**Extrait du document:**
========================================================================

DANS LA MARGE

et pas seulement par les (dis) grâces de la géographie et de l'histoire...

dimanche 18 avril 2010

P. 269. Le cadavre de Franco bouge encore

.
Baltasar GARZON, Un monde sans peur, Calmann-Lévy, 2006, 310 p.

Almodovar :
"Une nouvelle victoire de Franco",

celle contre le Juge Garzón
accusé de "prévarication"
pour oser soulever les tapis
des fascistes espagnols...


Jean-Paul Marthoz (journaliste et essayiste) :

- "Le juge Baltasar Garzón sommé de s’asseoir au banc des accusés pour prévarication : l’amicale internationale des terroristes et des tortionnaires croit tenir sa vengeance. Les sympathisants de l’organisation séparatiste basque ETA applaudissent, les nostalgiques du général Pinochet sabrent le champagne, les réseaux extrémistes islamiques exultent, les héritiers du franquisme lèvent le bras, cara al sol (face au soleil).
(…) {Le juge a ouvert} en 2008 une enquête sur les exécutions sommaires et les disparitions perpétrées lors de la guerre civile (1936-1939) et sous le règne du général Franco (1939-1975), des faits couverts par la loi d’amnistie et d’amnésie de 1977. Même s’il a dû abandonner cette enquête, suivant ainsi l’avis du parquet, Baltasar Garzón a été accusé par le Tribunal suprême d’avoir abusé de ses prérogatives et agi « de mauvaise foi ». Depuis l’annonce de cette procédure, les défenseurs des droits de l’homme sont sur le pied de guerre, non seulement parce que le juge espagnol est leur icône, mais aussi parce que pour eux, les lois d’amnistie sont une félonie.

========================================================================

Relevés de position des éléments
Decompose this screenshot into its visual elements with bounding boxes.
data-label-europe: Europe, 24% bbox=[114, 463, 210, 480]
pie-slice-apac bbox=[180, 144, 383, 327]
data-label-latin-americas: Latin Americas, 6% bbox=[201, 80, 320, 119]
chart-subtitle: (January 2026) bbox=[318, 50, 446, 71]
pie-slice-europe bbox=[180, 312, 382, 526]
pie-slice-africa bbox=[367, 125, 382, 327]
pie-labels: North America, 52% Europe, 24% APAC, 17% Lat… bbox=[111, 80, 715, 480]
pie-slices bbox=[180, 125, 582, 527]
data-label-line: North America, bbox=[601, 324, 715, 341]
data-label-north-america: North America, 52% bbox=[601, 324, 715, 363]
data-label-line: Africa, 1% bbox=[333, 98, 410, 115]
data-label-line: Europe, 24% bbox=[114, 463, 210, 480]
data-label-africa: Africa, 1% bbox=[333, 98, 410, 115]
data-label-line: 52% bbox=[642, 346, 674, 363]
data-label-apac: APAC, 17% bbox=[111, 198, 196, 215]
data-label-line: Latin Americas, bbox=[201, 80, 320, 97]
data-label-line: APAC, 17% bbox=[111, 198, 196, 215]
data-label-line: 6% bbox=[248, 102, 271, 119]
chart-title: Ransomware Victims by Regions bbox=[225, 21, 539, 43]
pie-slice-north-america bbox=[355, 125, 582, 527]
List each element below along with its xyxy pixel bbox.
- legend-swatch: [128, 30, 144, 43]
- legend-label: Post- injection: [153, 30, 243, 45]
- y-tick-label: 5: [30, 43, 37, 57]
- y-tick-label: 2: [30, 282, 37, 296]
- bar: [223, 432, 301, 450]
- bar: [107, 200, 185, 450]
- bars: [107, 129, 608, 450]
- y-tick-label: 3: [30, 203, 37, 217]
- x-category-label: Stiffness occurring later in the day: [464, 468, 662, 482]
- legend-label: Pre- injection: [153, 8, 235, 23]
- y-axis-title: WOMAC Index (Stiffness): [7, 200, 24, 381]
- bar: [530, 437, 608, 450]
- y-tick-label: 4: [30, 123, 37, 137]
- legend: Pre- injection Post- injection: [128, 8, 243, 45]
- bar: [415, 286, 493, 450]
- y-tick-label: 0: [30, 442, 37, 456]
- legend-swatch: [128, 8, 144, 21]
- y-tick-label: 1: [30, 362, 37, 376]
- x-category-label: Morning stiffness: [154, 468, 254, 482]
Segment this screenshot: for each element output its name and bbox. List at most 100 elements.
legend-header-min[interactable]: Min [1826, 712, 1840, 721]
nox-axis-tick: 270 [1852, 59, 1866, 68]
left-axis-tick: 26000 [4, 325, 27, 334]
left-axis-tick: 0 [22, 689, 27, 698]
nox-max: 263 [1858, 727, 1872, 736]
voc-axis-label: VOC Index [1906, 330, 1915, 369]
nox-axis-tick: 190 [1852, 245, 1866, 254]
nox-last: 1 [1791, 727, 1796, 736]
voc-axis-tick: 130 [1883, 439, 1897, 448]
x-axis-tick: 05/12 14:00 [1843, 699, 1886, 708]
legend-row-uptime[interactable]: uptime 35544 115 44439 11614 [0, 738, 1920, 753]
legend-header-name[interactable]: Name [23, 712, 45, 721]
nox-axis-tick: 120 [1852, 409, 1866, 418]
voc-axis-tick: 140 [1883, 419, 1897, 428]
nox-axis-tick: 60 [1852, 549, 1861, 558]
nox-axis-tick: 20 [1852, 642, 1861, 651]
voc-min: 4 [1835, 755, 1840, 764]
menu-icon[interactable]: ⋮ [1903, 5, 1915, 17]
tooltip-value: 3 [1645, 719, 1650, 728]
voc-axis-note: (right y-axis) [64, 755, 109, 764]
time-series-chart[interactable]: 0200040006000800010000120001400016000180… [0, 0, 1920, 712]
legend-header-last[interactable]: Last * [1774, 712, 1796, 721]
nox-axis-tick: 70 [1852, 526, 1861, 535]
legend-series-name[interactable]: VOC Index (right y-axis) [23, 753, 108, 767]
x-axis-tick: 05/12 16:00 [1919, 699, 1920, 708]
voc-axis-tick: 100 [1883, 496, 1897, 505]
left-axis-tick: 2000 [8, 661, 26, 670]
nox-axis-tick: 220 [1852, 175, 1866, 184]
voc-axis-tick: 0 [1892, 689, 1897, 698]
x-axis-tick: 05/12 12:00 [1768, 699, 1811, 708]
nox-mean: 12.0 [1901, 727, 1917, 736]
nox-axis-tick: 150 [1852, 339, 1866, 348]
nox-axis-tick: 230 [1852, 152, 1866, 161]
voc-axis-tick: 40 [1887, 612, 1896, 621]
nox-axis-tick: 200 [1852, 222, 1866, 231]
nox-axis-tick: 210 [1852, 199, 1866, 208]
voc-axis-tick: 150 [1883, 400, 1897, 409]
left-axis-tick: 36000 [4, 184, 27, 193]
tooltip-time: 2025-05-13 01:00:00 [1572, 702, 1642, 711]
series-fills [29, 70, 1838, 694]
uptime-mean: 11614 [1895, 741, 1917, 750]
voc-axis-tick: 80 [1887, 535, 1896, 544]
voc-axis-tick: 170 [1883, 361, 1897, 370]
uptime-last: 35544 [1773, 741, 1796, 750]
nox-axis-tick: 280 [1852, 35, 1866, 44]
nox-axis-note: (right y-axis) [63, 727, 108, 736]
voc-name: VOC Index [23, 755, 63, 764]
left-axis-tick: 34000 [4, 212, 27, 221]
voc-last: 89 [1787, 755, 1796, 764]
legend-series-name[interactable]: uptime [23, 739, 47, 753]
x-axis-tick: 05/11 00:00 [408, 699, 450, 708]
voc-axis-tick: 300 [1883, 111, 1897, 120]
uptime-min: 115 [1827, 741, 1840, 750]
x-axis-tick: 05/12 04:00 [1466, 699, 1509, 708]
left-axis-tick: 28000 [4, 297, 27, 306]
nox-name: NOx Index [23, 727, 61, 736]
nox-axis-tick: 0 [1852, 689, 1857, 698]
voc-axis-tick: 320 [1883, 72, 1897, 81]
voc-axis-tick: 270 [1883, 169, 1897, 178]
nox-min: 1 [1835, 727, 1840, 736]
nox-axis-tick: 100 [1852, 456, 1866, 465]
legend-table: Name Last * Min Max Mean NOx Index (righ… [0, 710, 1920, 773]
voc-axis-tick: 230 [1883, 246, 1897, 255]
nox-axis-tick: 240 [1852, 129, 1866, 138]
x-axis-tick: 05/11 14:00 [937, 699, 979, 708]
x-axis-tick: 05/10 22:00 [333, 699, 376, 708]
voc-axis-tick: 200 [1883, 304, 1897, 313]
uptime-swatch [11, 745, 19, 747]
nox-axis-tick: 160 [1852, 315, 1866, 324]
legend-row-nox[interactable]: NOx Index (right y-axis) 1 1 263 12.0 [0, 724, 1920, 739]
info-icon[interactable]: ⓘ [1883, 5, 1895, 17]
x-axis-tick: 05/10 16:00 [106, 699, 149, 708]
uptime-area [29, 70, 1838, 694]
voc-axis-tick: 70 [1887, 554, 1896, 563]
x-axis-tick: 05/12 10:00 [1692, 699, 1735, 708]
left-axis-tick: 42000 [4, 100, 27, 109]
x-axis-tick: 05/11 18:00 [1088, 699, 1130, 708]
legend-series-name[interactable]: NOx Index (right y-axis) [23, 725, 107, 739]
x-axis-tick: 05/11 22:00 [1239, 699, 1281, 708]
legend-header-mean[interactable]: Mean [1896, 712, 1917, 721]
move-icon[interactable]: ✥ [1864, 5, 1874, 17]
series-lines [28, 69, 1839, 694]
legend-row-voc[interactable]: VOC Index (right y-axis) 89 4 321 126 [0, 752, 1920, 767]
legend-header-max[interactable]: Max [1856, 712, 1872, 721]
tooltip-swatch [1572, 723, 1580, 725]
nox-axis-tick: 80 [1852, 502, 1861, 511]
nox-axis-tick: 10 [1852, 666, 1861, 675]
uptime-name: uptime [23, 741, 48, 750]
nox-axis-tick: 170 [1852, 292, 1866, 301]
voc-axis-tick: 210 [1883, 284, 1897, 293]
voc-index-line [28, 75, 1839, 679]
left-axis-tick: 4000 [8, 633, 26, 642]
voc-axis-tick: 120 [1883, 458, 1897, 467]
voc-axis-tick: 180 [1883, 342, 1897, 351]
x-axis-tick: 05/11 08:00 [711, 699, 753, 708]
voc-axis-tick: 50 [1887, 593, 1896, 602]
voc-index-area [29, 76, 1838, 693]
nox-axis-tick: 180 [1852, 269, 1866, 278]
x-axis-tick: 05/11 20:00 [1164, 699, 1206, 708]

========================================================================

**Consignes:**
(a) Extrayez du passage sur le juge Garzón le texte qui va de "celle contre le" jusqu'à "(face au soleil)." inclus.
(b) D'après le passage sur le juge Garzón, de quoi le Tribunal suprême accuse-t-il le juge ?
(c) Poursuivez le passage sur le juge Garzón à partir de sa dernière phrase.

**Réponses:**
(a)
celle contre le Juge Garzón
accusé de "prévarication"
pour oser soulever les tapis
des fascistes espagnols...


Jean-Paul Marthoz (journaliste et essayiste) :

- "Le juge Baltasar Garzón sommé de s’asseoir au banc des accusés pour prévarication : l’amicale internationale des terroristes et des tortionnaires croit tenir sa vengeance. Les sympathisants de l’organisation séparatiste basque ETA applaudissent, les nostalgiques du général Pinochet sabrent le champagne, les réseaux extrémistes islamiques exultent, les héritiers du franquisme lèvent le bras, cara al sol (face au soleil).

(b) D'avoir abusé de ses prérogatives et agi « de mauvaise foi ».

(c)
(…) Peut-on construire une démocratie sur l’impunité ? Le débat oppose depuis des décennies ceux qui prônent l’oubli et ceux qui exigent la justice. Baltasar Garzón a toujours exigé la justice, persuadé non seulement que l’impunité est un déni de l’Etat de droit et une insulte aux victimes, mais aussi qu’elle maintient en place la bureaucratie du « terrorisme d’Etat » et crée « une démocratie à temps partiel » en instaurant un système d’intimidation permanente à l’encontre des autorités civiles."
(Le Soir, 13 avril 2010).


Jean Ortiz (maître de conférence) :

- "Les « organisateurs de l’oubli », belle formule du poète argentin Juan Gelman, sont à l’œuvre. Ils veulent en finir avec le juge Baltasar Garzon. La menace imminente de « suspension » de l’emblématique et turbulent juge concerne tous les démocrates. Elle relève d’une opération de basse vengeance, de lynchage d’un juge reconnu dans le monde entier comme indépendant, rigoureux et courageux. Elle constitue une insulte pour toutes les victimes du franquisme. Il règne au sein de l’appareil judiciaire espagnol un climat de croisade contre les « hérétiques » et ces « rouges » qui relèvent la tête. L’ombre du franquisme, encore et toujours.
La commission permanente du conseil général du pouvoir judiciaire a décidé unanimement de donner suite aux requêtes contre Garzón déposées par trois groupuscules fascisants, dont l’ex-parti de Franco  : Phalange espagnole. Ces fascistes, en toute liberté, veulent la peau du juge. Chacun le sait, il n’y a pas eu en Espagne d’« épuration » anti-franquiste, ni de mise en place d’une « commission vérité-justice-réparation » pour décréter illégaux les tribunaux d’exception franquistes et leurs sentences, pour poursuivre les bourreaux, etc. La loi de Mémoire historique du 31 décembre 2007 a marqué une avancée, mais bien tardive et timorée. Alors qu’aucun coupable des crimes contre l’humanité n’a été inquiété, celui qui a voulu que justice passe se retrouve sur le banc des accusés, pour « prévarication ». Ahurissante inversion des valeurs  !"
(L’Humanité, 23 février 2010).


Bruits de bottes que des fascistes continuent à faire reluire (DR).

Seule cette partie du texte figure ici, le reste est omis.